What is expected: Output every record below exactly as it appears.

The records:
◆ ◆ ◆ ◆ ◆ ◆ ◆

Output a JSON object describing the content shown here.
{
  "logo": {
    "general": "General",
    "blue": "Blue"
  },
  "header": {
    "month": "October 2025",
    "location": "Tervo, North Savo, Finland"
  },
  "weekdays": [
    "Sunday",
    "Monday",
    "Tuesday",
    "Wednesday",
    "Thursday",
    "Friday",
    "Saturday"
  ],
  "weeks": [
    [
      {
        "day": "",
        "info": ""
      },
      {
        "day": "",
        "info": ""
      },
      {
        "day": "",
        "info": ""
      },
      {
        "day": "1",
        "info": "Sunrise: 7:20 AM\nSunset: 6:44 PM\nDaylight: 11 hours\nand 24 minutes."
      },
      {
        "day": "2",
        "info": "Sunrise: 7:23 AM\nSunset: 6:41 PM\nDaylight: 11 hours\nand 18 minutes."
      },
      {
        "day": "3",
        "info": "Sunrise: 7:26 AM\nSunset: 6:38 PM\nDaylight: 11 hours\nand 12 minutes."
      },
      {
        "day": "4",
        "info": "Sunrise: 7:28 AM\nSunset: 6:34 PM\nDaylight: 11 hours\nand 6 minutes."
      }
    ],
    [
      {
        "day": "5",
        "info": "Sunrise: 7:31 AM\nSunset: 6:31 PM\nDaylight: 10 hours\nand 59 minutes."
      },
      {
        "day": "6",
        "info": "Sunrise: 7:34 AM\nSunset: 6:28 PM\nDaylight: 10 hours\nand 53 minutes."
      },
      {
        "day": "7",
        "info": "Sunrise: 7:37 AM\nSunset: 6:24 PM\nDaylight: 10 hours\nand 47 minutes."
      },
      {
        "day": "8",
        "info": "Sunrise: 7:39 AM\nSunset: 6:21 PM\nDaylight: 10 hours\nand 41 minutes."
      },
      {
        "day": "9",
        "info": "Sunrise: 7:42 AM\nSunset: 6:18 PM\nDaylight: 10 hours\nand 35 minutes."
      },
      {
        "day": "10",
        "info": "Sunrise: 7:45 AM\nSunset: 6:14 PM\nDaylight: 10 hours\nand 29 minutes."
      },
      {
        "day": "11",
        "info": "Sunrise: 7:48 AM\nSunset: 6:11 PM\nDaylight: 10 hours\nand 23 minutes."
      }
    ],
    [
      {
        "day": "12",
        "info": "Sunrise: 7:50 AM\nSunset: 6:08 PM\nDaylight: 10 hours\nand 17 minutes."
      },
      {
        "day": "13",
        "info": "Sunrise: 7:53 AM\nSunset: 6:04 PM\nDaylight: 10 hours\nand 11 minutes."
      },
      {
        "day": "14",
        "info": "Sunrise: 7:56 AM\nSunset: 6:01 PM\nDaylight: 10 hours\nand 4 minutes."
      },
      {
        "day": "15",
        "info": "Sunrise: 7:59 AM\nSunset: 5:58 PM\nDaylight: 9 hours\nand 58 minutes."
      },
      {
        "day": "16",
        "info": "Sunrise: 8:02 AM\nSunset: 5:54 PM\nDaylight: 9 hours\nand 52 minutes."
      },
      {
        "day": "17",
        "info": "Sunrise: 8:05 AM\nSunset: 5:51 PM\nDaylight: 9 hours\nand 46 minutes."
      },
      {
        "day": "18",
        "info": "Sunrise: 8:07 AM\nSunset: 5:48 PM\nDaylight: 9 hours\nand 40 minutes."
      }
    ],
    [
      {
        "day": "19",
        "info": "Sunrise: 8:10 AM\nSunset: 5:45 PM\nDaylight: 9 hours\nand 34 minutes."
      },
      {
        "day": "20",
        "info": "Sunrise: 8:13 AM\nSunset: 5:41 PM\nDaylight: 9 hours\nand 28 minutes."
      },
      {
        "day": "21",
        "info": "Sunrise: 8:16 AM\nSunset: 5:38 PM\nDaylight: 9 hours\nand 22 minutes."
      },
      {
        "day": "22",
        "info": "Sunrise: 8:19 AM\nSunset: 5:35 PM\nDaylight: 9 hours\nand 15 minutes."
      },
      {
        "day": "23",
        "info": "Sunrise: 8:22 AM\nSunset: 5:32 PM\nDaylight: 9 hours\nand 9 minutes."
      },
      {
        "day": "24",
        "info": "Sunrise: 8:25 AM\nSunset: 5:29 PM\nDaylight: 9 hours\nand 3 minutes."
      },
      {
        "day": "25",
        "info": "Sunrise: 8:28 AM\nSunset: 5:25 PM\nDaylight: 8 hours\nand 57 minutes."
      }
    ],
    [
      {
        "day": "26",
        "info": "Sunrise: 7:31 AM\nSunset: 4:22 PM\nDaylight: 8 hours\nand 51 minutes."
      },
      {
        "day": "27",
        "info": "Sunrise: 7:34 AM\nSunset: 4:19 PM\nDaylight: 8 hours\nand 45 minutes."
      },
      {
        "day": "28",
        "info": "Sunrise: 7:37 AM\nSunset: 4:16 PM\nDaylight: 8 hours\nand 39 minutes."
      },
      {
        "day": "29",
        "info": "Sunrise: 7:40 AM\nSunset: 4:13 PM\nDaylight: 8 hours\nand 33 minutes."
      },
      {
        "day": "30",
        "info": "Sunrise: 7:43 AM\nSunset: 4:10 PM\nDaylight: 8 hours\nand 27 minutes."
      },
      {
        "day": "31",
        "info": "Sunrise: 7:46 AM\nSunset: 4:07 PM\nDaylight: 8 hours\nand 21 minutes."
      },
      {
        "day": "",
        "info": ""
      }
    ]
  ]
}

◆ ◆ ◆ ◆ ◆ ◆ ◆

Correct result:
Output a JSON object describing the content shown here.
{
  "logo": {
    "general": "General",
    "blue": "Blue"
  },
  "header": {
    "month": "October 2025",
    "location": "Tervo, North Savo, Finland"
  },
  "weekdays": [
    "Sunday",
    "Monday",
    "Tuesday",
    "Wednesday",
    "Thursday",
    "Friday",
    "Saturday"
  ],
  "weeks": [
    [
      {
        "day": "",
        "info": ""
      },
      {
        "day": "",
        "info": ""
      },
      {
        "day": "",
        "info": ""
      },
      {
        "day": "1",
        "info": "Sunrise: 7:20 AM\nSunset: 6:44 PM\nDaylight: 11 hours\nand 24 minutes."
      },
      {
        "day": "2",
        "info": "Sunrise: 7:23 AM\nSunset: 6:41 PM\nDaylight: 11 hours\nand 18 minutes."
      },
      {
        "day": "3",
        "info": "Sunrise: 7:26 AM\nSunset: 6:38 PM\nDaylight: 11 hours\nand 12 minutes."
      },
      {
        "day": "4",
        "info": "Sunrise: 7:28 AM\nSunset: 6:34 PM\nDaylight: 11 hours\nand 6 minutes."
      }
    ],
    [
      {
        "day": "5",
        "info": "Sunrise: 7:31 AM\nSunset: 6:31 PM\nDaylight: 10 hours\nand 59 minutes."
      },
      {
        "day": "6",
        "info": "Sunrise: 7:34 AM\nSunset: 6:28 PM\nDaylight: 10 hours\nand 53 minutes."
      },
      {
        "day": "7",
        "info": "Sunrise: 7:37 AM\nSunset: 6:24 PM\nDaylight: 10 hours\nand 47 minutes."
      },
      {
        "day": "8",
        "info": "Sunrise: 7:39 AM\nSunset: 6:21 PM\nDaylight: 10 hours\nand 41 minutes."
      },
      {
        "day": "9",
        "info": "Sunrise: 7:42 AM\nSunset: 6:18 PM\nDaylight: 10 hours\nand 35 minutes."
      },
      {
        "day": "10",
        "info": "Sunrise: 7:45 AM\nSunset: 6:14 PM\nDaylight: 10 hours\nand 29 minutes."
      },
      {
        "day": "11",
        "info": "Sunrise: 7:48 AM\nSunset: 6:11 PM\nDaylight: 10 hours\nand 23 minutes."
      }
    ],
    [
      {
        "day": "12",
        "info": "Sunrise: 7:50 AM\nSunset: 6:08 PM\nDaylight: 10 hours\nand 17 minutes."
      },
      {
        "day": "13",
        "info": "Sunrise: 7:53 AM\nSunset: 6:04 PM\nDaylight: 10 hours\nand 11 minutes."
      },
      {
        "day": "14",
        "info": "Sunrise: 7:56 AM\nSunset: 6:01 PM\nDaylight: 10 hours\nand 4 minutes."
      },
      {
        "day": "15",
        "info": "Sunrise: 7:59 AM\nSunset: 5:58 PM\nDaylight: 9 hours\nand 58 minutes."
      },
      {
        "day": "16",
        "info": "Sunrise: 8:02 AM\nSunset: 5:54 PM\nDaylight: 9 hours\nand 52 minutes."
      },
      {
        "day": "17",
        "info": "Sunrise: 8:05 AM\nSunset: 5:51 PM\nDaylight: 9 hours\nand 46 minutes."
      },
      {
        "day": "18",
        "info": "Sunrise: 8:07 AM\nSunset: 5:48 PM\nDaylight: 9 hours\nand 40 minutes."
      }
    ],
    [
      {
        "day": "19",
        "info": "Sunrise: 8:10 AM\nSunset: 5:45 PM\nDaylight: 9 hours\nand 34 minutes."
      },
      {
        "day": "20",
        "info": "Sunrise: 8:13 AM\nSunset: 5:41 PM\nDaylight: 9 hours\nand 28 minutes."
      },
      {
        "day": "21",
        "info": "Sunrise: 8:16 AM\nSunset: 5:38 PM\nDaylight: 9 hours\nand 22 minutes."
      },
      {
        "day": "22",
        "info": "Sunrise: 8:19 AM\nSunset: 5:35 PM\nDaylight: 9 hours\nand 15 minutes."
      },
      {
        "day": "23",
        "info": "Sunrise: 8:22 AM\nSunset: 5:32 PM\nDaylight: 9 hours\nand 9 minutes."
      },
      {
        "day": "24",
        "info": "Sunrise: 8:25 AM\nSunset: 5:29 PM\nDaylight: 9 hours\nand 3 minutes."
      },
      {
        "day": "25",
        "info": "Sunrise: 8:28 AM\nSunset: 5:25 PM\nDaylight: 8 hours\nand 57 minutes."
      }
    ],
    [
      {
        "day": "26",
        "info": "Sunrise: 7:31 AM\nSunset: 4:22 PM\nDaylight: 8 hours\nand 51 minutes."
      },
      {
        "day": "27",
        "info": "Sunrise: 7:34 AM\nSunset: 4:19 PM\nDaylight: 8 hours\nand 45 minutes."
      },
      {
        "day": "28",
        "info": "Sunrise: 7:37 AM\nSunset: 4:16 PM\nDaylight: 8 hours\nand 39 minutes."
      },
      {
        "day": "29",
        "info": "Sunrise: 7:40 AM\nSunset: 4:13 PM\nDaylight: 8 hours\nand 33 minutes."
      },
      {
        "day": "30",
        "info": "Sunrise: 7:43 AM\nSunset: 4:10 PM\nDaylight: 8 hours\nand 27 minutes."
      },
      {
        "day": "31",
        "info": "Sunrise: 7:46 AM\nSunset: 4:07 PM\nDaylight: 8 hours\nand 21 minutes."
      },
      {
        "day": "",
        "info": ""
      }
    ]
  ]
}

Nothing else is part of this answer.